Each line containing the word "تماڑ" should be found and copied.
========================
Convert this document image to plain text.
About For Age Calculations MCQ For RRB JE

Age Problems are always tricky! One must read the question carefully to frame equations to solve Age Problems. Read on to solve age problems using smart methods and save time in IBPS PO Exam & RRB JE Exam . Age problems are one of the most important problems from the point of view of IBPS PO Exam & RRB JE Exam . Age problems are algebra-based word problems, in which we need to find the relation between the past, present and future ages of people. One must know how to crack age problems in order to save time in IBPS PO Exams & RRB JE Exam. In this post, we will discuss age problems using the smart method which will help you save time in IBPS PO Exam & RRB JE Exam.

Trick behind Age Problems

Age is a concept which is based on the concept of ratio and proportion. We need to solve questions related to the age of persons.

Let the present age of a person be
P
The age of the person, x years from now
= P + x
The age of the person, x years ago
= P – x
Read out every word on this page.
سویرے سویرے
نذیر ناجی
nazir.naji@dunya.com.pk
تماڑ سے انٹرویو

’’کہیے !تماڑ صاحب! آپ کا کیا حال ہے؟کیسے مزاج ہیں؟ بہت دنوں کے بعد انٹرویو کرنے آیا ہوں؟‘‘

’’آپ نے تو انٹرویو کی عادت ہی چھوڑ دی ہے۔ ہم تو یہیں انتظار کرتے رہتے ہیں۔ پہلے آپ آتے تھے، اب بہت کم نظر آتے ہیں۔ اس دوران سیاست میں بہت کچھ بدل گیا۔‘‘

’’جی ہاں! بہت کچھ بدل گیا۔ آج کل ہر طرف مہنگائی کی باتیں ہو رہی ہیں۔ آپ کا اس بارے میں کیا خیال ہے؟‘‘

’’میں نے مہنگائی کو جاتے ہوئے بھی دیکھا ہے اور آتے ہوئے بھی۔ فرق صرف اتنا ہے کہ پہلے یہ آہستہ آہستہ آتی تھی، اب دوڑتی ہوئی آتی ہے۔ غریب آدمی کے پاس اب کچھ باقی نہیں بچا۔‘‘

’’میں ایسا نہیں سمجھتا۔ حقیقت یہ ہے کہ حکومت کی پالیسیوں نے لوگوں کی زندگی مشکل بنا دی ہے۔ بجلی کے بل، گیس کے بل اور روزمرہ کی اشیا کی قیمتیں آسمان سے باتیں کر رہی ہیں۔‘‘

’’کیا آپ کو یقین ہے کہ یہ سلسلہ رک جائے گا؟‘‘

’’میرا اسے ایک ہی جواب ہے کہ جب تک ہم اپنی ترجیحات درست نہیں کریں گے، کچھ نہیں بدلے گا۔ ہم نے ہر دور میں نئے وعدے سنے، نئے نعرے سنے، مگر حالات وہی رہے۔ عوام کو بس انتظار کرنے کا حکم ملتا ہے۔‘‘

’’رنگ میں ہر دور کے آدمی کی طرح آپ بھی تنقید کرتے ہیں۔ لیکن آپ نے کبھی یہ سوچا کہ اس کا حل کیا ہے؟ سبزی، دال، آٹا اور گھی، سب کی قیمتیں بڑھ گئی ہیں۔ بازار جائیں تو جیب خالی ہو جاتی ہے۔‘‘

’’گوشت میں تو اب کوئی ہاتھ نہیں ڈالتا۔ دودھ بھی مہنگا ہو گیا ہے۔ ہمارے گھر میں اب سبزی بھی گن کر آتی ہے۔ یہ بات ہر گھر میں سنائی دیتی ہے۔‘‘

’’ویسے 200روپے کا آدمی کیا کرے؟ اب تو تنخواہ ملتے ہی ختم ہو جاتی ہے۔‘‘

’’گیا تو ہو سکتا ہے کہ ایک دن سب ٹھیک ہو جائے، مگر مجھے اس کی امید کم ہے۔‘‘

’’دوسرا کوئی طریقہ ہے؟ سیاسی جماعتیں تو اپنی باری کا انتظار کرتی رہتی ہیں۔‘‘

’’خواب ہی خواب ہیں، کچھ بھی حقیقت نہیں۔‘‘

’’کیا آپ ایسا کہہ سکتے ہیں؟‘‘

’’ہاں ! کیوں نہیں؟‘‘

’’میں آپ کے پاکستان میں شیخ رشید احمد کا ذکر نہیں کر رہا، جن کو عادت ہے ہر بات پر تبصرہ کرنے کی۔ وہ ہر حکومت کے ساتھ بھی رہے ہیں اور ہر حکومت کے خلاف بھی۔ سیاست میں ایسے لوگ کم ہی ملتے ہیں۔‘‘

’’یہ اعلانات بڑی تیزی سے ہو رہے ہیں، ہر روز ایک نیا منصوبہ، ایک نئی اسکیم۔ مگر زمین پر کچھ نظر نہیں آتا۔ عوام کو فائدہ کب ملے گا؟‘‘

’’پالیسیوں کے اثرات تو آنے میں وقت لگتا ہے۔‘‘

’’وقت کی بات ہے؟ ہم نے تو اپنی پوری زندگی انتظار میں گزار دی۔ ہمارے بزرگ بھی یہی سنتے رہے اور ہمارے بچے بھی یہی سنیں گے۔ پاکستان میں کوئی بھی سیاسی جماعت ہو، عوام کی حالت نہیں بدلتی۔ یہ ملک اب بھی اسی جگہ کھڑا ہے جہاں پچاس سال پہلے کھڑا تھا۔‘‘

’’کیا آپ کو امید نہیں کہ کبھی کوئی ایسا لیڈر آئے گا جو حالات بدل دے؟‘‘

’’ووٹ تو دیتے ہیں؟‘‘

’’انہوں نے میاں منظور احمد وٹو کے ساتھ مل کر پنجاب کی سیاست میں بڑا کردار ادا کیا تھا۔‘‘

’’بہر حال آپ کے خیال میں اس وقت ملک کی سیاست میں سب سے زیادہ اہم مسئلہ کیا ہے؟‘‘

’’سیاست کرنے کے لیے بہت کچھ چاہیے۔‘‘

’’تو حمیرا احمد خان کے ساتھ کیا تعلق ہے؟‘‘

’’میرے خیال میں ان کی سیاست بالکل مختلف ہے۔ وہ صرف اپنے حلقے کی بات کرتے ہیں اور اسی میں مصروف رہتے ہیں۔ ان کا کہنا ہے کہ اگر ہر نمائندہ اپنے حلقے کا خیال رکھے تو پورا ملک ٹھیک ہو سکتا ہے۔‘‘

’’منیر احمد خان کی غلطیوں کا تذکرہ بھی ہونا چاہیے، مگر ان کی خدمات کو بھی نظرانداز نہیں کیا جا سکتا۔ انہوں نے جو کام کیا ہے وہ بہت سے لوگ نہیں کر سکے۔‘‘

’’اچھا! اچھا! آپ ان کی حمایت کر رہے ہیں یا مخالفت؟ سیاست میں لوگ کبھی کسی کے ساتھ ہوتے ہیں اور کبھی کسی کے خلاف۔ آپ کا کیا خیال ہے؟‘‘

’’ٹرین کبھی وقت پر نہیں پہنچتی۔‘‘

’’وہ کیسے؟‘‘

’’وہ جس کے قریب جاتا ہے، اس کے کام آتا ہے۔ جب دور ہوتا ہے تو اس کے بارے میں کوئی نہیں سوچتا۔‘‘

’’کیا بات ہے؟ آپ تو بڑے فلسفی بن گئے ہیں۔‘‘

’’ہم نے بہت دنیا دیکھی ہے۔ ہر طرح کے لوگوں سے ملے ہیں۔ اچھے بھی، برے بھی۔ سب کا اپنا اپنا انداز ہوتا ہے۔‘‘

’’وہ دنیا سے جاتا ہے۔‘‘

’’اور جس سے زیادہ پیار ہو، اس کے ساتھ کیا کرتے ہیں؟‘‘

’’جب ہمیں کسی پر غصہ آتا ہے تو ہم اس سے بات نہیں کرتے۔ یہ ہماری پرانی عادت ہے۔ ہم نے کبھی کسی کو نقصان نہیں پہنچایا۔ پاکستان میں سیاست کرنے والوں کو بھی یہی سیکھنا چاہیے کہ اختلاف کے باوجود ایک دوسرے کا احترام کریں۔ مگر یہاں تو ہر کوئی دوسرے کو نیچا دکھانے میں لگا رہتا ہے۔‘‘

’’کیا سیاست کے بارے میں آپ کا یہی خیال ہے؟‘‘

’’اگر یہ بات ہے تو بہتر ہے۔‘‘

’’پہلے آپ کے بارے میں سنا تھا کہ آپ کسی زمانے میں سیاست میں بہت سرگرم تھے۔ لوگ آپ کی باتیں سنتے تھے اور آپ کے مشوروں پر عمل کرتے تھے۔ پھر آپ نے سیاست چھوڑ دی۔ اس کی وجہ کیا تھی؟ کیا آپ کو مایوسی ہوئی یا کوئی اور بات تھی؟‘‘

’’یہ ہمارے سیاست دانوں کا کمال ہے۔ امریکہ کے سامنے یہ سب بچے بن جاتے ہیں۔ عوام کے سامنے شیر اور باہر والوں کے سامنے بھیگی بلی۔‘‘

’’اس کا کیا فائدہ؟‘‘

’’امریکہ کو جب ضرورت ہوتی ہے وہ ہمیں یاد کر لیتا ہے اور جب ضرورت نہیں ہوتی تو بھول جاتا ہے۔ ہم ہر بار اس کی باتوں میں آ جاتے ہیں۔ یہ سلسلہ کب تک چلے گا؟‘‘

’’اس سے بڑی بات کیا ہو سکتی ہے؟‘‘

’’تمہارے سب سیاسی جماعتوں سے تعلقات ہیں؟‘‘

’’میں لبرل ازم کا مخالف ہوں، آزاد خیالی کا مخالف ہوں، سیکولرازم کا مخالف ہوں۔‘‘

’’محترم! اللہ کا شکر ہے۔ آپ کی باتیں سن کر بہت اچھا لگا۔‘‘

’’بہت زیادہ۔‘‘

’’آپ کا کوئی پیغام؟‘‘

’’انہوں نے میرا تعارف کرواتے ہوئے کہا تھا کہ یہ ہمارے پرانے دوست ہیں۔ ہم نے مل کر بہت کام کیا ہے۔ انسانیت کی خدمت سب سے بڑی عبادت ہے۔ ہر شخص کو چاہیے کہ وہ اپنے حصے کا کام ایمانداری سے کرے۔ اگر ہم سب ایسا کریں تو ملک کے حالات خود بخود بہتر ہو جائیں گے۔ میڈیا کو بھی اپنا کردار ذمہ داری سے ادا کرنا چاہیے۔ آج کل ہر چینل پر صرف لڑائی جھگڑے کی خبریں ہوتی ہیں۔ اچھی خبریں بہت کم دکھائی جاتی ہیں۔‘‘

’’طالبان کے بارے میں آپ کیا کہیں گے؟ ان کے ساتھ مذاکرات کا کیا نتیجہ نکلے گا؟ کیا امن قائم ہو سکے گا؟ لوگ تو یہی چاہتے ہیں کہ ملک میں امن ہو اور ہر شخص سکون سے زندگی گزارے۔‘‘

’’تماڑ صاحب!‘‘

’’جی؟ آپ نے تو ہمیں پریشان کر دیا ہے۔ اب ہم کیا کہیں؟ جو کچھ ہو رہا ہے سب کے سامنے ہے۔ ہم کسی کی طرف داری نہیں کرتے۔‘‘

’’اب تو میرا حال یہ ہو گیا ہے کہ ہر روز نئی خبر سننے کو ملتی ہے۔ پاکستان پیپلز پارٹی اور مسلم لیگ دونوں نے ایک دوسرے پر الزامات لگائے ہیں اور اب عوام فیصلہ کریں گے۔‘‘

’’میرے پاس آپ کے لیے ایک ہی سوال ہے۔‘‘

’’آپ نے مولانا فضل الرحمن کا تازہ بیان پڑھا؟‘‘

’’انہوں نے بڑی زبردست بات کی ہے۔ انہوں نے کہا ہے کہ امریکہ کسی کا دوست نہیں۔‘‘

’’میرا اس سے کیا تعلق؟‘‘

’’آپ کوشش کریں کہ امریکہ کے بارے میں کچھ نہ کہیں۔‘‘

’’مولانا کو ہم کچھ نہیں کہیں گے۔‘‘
========================
*The solution:*
تماڑ سے انٹرویو
’’کہیے !تماڑ صاحب! آپ کا کیا حال ہے؟کیسے مزاج ہیں؟ بہت دنوں کے بعد انٹرویو کرنے آیا ہوں؟‘‘
’’تماڑ صاحب!‘‘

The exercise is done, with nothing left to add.